Problem to work on >> Go through the entries below and write each one out exactly.

══ Material to process

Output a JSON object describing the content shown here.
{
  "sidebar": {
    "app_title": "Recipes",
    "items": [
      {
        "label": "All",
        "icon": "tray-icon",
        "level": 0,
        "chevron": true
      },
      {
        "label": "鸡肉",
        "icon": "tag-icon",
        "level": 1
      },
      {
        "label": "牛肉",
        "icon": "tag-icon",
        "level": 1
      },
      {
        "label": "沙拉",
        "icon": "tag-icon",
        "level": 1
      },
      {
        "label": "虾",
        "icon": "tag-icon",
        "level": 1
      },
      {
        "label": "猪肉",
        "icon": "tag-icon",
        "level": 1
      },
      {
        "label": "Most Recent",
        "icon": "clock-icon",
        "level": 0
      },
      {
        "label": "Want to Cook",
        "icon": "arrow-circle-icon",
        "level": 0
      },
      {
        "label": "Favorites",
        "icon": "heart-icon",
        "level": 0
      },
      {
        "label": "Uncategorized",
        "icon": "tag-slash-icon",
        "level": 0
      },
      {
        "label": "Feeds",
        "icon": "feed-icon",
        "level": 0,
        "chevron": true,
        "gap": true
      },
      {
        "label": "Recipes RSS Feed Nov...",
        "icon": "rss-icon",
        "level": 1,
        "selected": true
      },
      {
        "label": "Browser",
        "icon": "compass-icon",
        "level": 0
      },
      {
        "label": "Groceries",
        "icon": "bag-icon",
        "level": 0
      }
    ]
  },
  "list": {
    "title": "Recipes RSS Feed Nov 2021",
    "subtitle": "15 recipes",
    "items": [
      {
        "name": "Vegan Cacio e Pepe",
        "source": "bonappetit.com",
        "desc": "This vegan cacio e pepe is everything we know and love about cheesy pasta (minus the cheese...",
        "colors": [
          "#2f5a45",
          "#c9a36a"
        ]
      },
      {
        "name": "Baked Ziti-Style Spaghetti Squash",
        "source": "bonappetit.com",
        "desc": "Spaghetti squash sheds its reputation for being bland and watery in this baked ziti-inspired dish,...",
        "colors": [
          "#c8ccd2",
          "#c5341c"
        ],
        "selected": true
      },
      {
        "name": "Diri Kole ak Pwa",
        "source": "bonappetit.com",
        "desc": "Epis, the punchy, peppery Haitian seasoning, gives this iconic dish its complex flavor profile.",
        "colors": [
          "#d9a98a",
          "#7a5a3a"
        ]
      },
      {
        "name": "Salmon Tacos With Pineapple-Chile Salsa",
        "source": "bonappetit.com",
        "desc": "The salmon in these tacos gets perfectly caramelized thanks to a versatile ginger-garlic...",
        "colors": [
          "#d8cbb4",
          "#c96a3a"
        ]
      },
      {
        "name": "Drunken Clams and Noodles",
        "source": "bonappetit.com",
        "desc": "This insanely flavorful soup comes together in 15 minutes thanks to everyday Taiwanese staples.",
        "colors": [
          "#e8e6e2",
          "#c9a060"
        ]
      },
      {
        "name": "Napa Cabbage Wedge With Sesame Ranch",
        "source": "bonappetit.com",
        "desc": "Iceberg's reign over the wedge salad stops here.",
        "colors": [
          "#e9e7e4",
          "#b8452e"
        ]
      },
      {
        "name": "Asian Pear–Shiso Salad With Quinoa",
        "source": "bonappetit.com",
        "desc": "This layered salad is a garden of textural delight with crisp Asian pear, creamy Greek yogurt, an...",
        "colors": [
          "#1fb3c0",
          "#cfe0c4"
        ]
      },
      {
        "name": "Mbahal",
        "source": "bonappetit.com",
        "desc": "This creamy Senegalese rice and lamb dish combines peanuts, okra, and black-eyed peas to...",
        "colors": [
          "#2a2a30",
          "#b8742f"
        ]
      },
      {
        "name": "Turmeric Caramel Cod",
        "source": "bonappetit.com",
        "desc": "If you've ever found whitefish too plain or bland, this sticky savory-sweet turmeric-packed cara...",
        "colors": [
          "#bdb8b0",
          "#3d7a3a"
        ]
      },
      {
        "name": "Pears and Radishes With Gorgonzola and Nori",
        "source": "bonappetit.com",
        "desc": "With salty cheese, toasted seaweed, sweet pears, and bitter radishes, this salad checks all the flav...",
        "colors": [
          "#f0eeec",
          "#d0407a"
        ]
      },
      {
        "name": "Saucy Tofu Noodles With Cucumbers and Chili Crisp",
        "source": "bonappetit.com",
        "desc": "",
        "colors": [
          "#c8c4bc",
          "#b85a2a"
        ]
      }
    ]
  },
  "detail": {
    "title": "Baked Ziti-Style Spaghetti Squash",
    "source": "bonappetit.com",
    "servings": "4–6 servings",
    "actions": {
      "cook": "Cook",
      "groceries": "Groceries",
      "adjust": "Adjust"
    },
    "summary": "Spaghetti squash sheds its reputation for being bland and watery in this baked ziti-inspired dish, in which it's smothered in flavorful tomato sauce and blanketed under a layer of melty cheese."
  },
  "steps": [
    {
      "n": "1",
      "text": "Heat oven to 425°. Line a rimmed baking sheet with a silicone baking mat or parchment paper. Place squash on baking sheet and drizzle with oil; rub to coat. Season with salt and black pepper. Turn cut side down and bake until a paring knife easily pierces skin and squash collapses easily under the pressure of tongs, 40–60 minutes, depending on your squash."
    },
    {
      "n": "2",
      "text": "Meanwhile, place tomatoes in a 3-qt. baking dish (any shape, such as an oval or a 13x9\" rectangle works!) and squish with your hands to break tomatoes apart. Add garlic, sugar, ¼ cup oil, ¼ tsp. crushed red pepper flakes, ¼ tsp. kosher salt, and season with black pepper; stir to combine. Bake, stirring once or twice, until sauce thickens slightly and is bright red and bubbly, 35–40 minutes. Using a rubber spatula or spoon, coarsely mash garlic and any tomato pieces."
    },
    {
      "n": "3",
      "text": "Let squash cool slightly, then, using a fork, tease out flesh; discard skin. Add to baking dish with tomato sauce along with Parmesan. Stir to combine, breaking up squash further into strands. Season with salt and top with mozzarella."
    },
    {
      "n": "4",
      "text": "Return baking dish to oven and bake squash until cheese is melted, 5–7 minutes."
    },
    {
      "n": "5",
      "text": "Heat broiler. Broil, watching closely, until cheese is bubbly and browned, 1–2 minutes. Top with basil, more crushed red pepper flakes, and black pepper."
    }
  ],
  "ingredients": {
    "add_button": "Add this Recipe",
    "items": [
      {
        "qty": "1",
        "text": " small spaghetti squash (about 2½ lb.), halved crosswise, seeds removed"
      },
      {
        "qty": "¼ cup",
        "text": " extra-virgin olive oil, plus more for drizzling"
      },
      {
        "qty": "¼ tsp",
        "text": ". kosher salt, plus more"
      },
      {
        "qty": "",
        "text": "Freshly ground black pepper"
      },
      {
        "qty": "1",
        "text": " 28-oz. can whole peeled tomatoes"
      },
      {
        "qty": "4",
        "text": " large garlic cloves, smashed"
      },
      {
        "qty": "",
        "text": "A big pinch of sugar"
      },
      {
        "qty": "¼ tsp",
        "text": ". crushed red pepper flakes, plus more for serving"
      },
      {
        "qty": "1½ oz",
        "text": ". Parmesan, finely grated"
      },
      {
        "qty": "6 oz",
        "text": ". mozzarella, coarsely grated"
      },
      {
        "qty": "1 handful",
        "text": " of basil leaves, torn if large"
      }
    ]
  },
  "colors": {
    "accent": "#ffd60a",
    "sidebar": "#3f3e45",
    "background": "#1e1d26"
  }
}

════

Task solution >>
Output a JSON object describing the content shown here.
{
  "sidebar": {
    "app_title": "Recipes",
    "items": [
      {
        "label": "All",
        "icon": "tray-icon",
        "level": 0,
        "chevron": true
      },
      {
        "label": "鸡肉",
        "icon": "tag-icon",
        "level": 1
      },
      {
        "label": "牛肉",
        "icon": "tag-icon",
        "level": 1
      },
      {
        "label": "沙拉",
        "icon": "tag-icon",
        "level": 1
      },
      {
        "label": "虾",
        "icon": "tag-icon",
        "level": 1
      },
      {
        "label": "猪肉",
        "icon": "tag-icon",
        "level": 1
      },
      {
        "label": "Most Recent",
        "icon": "clock-icon",
        "level": 0
      },
      {
        "label": "Want to Cook",
        "icon": "arrow-circle-icon",
        "level": 0
      },
      {
        "label": "Favorites",
        "icon": "heart-icon",
        "level": 0
      },
      {
        "label": "Uncategorized",
        "icon": "tag-slash-icon",
        "level": 0
      },
      {
        "label": "Feeds",
        "icon": "feed-icon",
        "level": 0,
        "chevron": true,
        "gap": true
      },
      {
        "label": "Recipes RSS Feed Nov...",
        "icon": "rss-icon",
        "level": 1,
        "selected": true
      },
      {
        "label": "Browser",
        "icon": "compass-icon",
        "level": 0
      },
      {
        "label": "Groceries",
        "icon": "bag-icon",
        "level": 0
      }
    ]
  },
  "list": {
    "title": "Recipes RSS Feed Nov 2021",
    "subtitle": "15 recipes",
    "items": [
      {
        "name": "Vegan Cacio e Pepe",
        "source": "bonappetit.com",
        "desc": "This vegan cacio e pepe is everything we know and love about cheesy pasta (minus the cheese...",
        "colors": [
          "#2f5a45",
          "#c9a36a"
        ]
      },
      {
        "name": "Baked Ziti-Style Spaghetti Squash",
        "source": "bonappetit.com",
        "desc": "Spaghetti squash sheds its reputation for being bland and watery in this baked ziti-inspired dish,...",
        "colors": [
          "#c8ccd2",
          "#c5341c"
        ],
        "selected": true
      },
      {
        "name": "Diri Kole ak Pwa",
        "source": "bonappetit.com",
        "desc": "Epis, the punchy, peppery Haitian seasoning, gives this iconic dish its complex flavor profile.",
        "colors": [
          "#d9a98a",
          "#7a5a3a"
        ]
      },
      {
        "name": "Salmon Tacos With Pineapple-Chile Salsa",
        "source": "bonappetit.com",
        "desc": "The salmon in these tacos gets perfectly caramelized thanks to a versatile ginger-garlic...",
        "colors": [
          "#d8cbb4",
          "#c96a3a"
        ]
      },
      {
        "name": "Drunken Clams and Noodles",
        "source": "bonappetit.com",
        "desc": "This insanely flavorful soup comes together in 15 minutes thanks to everyday Taiwanese staples.",
        "colors": [
          "#e8e6e2",
          "#c9a060"
        ]
      },
      {
        "name": "Napa Cabbage Wedge With Sesame Ranch",
        "source": "bonappetit.com",
        "desc": "Iceberg's reign over the wedge salad stops here.",
        "colors": [
          "#e9e7e4",
          "#b8452e"
        ]
      },
      {
        "name": "Asian Pear–Shiso Salad With Quinoa",
        "source": "bonappetit.com",
        "desc": "This layered salad is a garden of textural delight with crisp Asian pear, creamy Greek yogurt, an...",
        "colors": [
          "#1fb3c0",
          "#cfe0c4"
        ]
      },
      {
        "name": "Mbahal",
        "source": "bonappetit.com",
        "desc": "This creamy Senegalese rice and lamb dish combines peanuts, okra, and black-eyed peas to...",
        "colors": [
          "#2a2a30",
          "#b8742f"
        ]
      },
      {
        "name": "Turmeric Caramel Cod",
        "source": "bonappetit.com",
        "desc": "If you've ever found whitefish too plain or bland, this sticky savory-sweet turmeric-packed cara...",
        "colors": [
          "#bdb8b0",
          "#3d7a3a"
        ]
      },
      {
        "name": "Pears and Radishes With Gorgonzola and Nori",
        "source": "bonappetit.com",
        "desc": "With salty cheese, toasted seaweed, sweet pears, and bitter radishes, this salad checks all the flav...",
        "colors": [
          "#f0eeec",
          "#d0407a"
        ]
      },
      {
        "name": "Saucy Tofu Noodles With Cucumbers and Chili Crisp",
        "source": "bonappetit.com",
        "desc": "",
        "colors": [
          "#c8c4bc",
          "#b85a2a"
        ]
      }
    ]
  },
  "detail": {
    "title": "Baked Ziti-Style Spaghetti Squash",
    "source": "bonappetit.com",
    "servings": "4–6 servings",
    "actions": {
      "cook": "Cook",
      "groceries": "Groceries",
      "adjust": "Adjust"
    },
    "summary": "Spaghetti squash sheds its reputation for being bland and watery in this baked ziti-inspired dish, in which it's smothered in flavorful tomato sauce and blanketed under a layer of melty cheese."
  },
  "steps": [
    {
      "n": "1",
      "text": "Heat oven to 425°. Line a rimmed baking sheet with a silicone baking mat or parchment paper. Place squash on baking sheet and drizzle with oil; rub to coat. Season with salt and black pepper. Turn cut side down and bake until a paring knife easily pierces skin and squash collapses easily under the pressure of tongs, 40–60 minutes, depending on your squash."
    },
    {
      "n": "2",
      "text": "Meanwhile, place tomatoes in a 3-qt. baking dish (any shape, such as an oval or a 13x9\" rectangle works!) and squish with your hands to break tomatoes apart. Add garlic, sugar, ¼ cup oil, ¼ tsp. crushed red pepper flakes, ¼ tsp. kosher salt, and season with black pepper; stir to combine. Bake, stirring once or twice, until sauce thickens slightly and is bright red and bubbly, 35–40 minutes. Using a rubber spatula or spoon, coarsely mash garlic and any tomato pieces."
    },
    {
      "n": "3",
      "text": "Let squash cool slightly, then, using a fork, tease out flesh; discard skin. Add to baking dish with tomato sauce along with Parmesan. Stir to combine, breaking up squash further into strands. Season with salt and top with mozzarella."
    },
    {
      "n": "4",
      "text": "Return baking dish to oven and bake squash until cheese is melted, 5–7 minutes."
    },
    {
      "n": "5",
      "text": "Heat broiler. Broil, watching closely, until cheese is bubbly and browned, 1–2 minutes. Top with basil, more crushed red pepper flakes, and black pepper."
    }
  ],
  "ingredients": {
    "add_button": "Add this Recipe",
    "items": [
      {
        "qty": "1",
        "text": " small spaghetti squash (about 2½ lb.), halved crosswise, seeds removed"
      },
      {
        "qty": "¼ cup",
        "text": " extra-virgin olive oil, plus more for drizzling"
      },
      {
        "qty": "¼ tsp",
        "text": ". kosher salt, plus more"
      },
      {
        "qty": "",
        "text": "Freshly ground black pepper"
      },
      {
        "qty": "1",
        "text": " 28-oz. can whole peeled tomatoes"
      },
      {
        "qty": "4",
        "text": " large garlic cloves, smashed"
      },
      {
        "qty": "",
        "text": "A big pinch of sugar"
      },
      {
        "qty": "¼ tsp",
        "text": ". crushed red pepper flakes, plus more for serving"
      },
      {
        "qty": "1½ oz",
        "text": ". Parmesan, finely grated"
      },
      {
        "qty": "6 oz",
        "text": ". mozzarella, coarsely grated"
      },
      {
        "qty": "1 handful",
        "text": " of basil leaves, torn if large"
      }
    ]
  },
  "colors": {
    "accent": "#ffd60a",
    "sidebar": "#3f3e45",
    "background": "#1e1d26"
  }
}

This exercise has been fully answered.